_Directions for this task_
Gather each line of the entries below that includes "area".

Items from a data source
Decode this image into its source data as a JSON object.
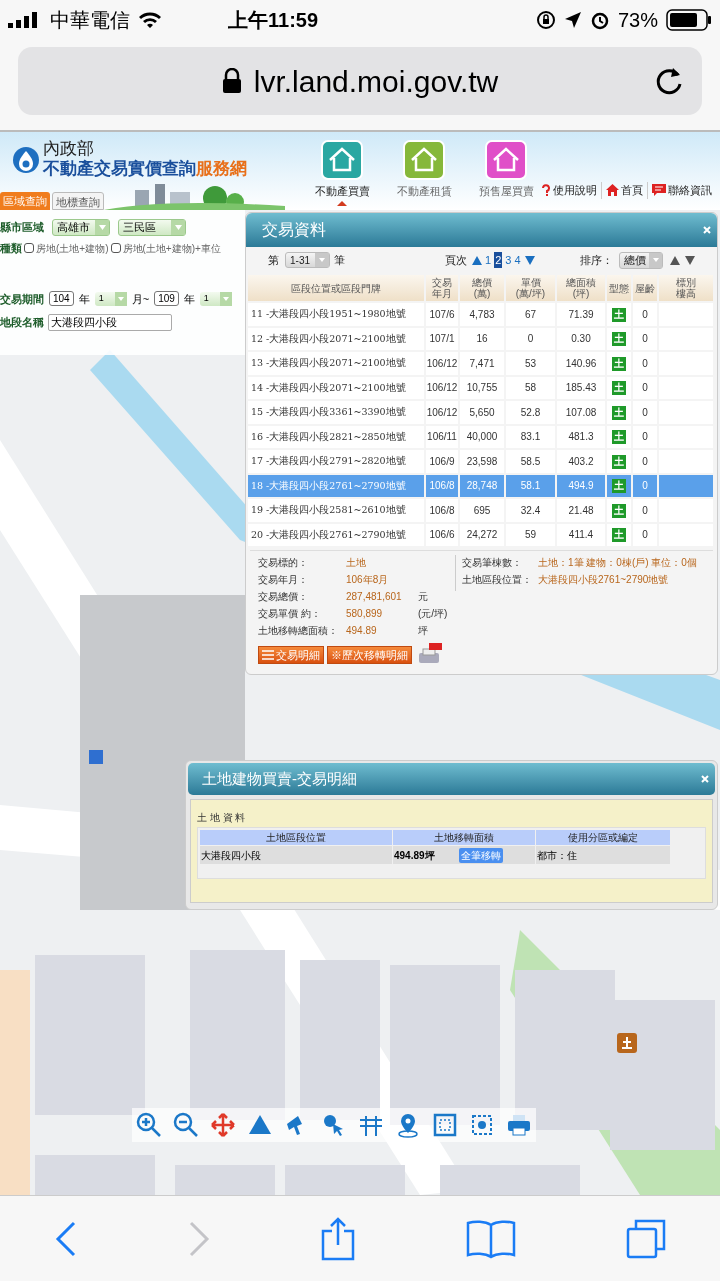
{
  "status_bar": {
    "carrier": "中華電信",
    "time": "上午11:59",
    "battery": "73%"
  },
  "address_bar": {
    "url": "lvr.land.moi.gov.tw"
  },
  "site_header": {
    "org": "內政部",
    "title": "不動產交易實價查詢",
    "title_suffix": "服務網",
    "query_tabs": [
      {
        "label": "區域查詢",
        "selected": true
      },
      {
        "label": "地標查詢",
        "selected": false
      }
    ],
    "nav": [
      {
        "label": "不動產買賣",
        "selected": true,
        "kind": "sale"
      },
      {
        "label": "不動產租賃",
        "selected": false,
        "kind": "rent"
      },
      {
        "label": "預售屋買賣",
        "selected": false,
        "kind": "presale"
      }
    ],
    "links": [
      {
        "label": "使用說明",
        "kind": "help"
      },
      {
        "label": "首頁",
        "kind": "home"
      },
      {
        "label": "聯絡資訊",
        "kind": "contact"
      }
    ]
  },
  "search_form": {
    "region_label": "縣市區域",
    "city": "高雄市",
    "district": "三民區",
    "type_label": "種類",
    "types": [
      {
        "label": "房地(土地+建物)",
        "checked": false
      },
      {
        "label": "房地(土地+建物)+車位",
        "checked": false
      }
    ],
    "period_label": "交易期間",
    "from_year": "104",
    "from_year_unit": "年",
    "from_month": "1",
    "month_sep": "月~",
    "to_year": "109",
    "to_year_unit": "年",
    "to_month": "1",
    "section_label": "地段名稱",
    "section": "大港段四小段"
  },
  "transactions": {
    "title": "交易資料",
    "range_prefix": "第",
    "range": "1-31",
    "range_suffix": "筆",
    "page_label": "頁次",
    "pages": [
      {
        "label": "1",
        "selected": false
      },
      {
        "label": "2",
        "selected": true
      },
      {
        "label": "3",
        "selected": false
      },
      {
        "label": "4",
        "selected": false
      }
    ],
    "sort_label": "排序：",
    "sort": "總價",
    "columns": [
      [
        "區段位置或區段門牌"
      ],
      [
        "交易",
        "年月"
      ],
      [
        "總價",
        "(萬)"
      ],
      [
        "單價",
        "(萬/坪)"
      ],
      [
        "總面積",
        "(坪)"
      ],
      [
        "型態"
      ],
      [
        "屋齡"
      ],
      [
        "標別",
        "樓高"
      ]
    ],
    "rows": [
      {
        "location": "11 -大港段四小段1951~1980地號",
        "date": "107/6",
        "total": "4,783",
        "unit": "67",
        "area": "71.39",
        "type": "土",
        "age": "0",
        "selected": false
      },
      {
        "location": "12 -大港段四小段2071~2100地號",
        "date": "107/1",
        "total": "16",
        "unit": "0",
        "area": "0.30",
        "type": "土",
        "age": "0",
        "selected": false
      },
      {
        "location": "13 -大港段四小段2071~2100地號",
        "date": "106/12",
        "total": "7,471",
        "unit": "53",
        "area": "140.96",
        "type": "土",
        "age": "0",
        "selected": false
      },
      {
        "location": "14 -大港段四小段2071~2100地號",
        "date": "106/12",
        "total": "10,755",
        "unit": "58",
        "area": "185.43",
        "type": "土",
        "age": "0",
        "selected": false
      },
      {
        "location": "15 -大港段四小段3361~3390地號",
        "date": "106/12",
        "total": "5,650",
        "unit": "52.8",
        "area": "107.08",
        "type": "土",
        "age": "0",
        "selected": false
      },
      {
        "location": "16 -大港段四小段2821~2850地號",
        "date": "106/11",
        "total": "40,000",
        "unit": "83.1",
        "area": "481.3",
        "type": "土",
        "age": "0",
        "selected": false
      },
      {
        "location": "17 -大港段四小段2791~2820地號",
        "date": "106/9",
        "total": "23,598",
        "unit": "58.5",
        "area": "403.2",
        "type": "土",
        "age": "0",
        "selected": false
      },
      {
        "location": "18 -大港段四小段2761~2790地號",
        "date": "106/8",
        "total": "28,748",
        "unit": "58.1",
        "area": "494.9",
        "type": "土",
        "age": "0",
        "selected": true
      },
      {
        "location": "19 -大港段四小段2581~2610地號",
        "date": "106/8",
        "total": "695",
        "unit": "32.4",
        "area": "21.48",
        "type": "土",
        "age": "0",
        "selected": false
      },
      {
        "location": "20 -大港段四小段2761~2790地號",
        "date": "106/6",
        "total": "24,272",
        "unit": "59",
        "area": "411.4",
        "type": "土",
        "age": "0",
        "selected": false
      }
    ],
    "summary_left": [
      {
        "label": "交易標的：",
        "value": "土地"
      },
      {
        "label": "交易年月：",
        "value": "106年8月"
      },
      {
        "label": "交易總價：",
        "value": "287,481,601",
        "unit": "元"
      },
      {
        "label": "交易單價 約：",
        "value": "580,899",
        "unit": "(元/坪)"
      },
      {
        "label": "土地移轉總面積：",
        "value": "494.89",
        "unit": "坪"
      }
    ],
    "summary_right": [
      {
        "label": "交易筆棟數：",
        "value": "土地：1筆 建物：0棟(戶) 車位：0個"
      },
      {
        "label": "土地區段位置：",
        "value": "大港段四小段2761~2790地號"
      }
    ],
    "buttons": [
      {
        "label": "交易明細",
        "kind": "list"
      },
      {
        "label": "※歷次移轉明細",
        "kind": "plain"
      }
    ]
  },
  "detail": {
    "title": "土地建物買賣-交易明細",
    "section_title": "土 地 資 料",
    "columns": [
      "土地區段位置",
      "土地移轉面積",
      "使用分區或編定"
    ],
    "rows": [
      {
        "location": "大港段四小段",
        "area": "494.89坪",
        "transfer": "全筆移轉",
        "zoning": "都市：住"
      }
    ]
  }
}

--

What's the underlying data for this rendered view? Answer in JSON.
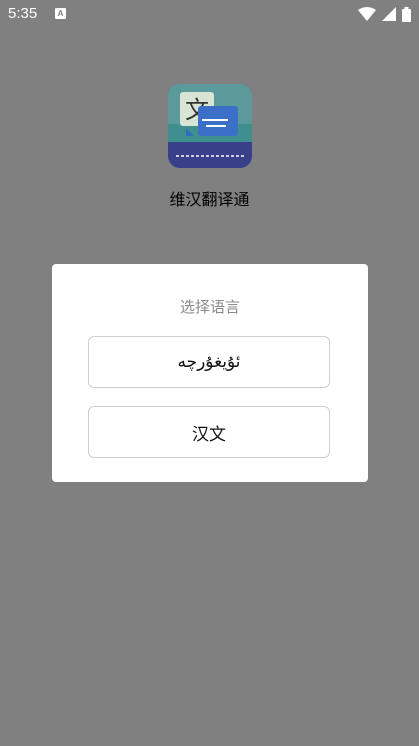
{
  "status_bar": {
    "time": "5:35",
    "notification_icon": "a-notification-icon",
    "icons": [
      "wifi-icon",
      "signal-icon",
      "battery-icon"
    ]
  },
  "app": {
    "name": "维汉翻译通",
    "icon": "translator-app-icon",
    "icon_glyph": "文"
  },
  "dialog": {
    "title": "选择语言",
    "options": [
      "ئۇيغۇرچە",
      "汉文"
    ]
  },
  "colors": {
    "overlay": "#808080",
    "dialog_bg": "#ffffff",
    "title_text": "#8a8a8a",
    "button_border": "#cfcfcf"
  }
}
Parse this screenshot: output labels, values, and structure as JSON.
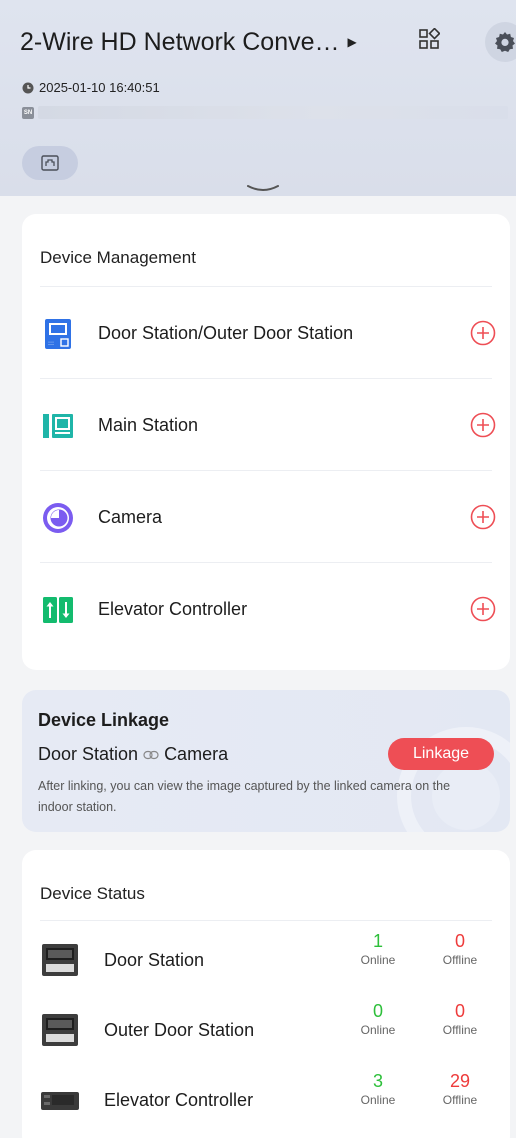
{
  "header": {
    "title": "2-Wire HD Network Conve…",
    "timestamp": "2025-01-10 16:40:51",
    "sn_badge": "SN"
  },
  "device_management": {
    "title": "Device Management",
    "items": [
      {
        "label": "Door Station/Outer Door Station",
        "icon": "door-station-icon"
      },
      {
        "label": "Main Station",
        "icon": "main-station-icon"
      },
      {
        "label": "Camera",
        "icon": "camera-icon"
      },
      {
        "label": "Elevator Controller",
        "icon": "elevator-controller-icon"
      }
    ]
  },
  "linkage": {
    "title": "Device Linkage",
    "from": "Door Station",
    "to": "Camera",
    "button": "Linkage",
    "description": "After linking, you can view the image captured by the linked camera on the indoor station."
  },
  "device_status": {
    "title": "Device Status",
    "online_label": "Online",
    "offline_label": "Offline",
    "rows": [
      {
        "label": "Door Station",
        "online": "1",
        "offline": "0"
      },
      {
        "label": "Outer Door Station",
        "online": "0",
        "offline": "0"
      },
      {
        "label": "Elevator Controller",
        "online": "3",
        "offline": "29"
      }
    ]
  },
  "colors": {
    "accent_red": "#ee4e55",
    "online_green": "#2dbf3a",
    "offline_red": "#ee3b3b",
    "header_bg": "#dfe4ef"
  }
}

_The reply_
        "area": "71.39",
        "area": "0.30",
        "area": "140.96",
        "area": "185.43",
        "area": "107.08",
        "area": "481.3",
        "area": "403.2",
        "area": "494.9",
        "area": "21.48",
        "area": "411.4",
        "area": "494.89坪",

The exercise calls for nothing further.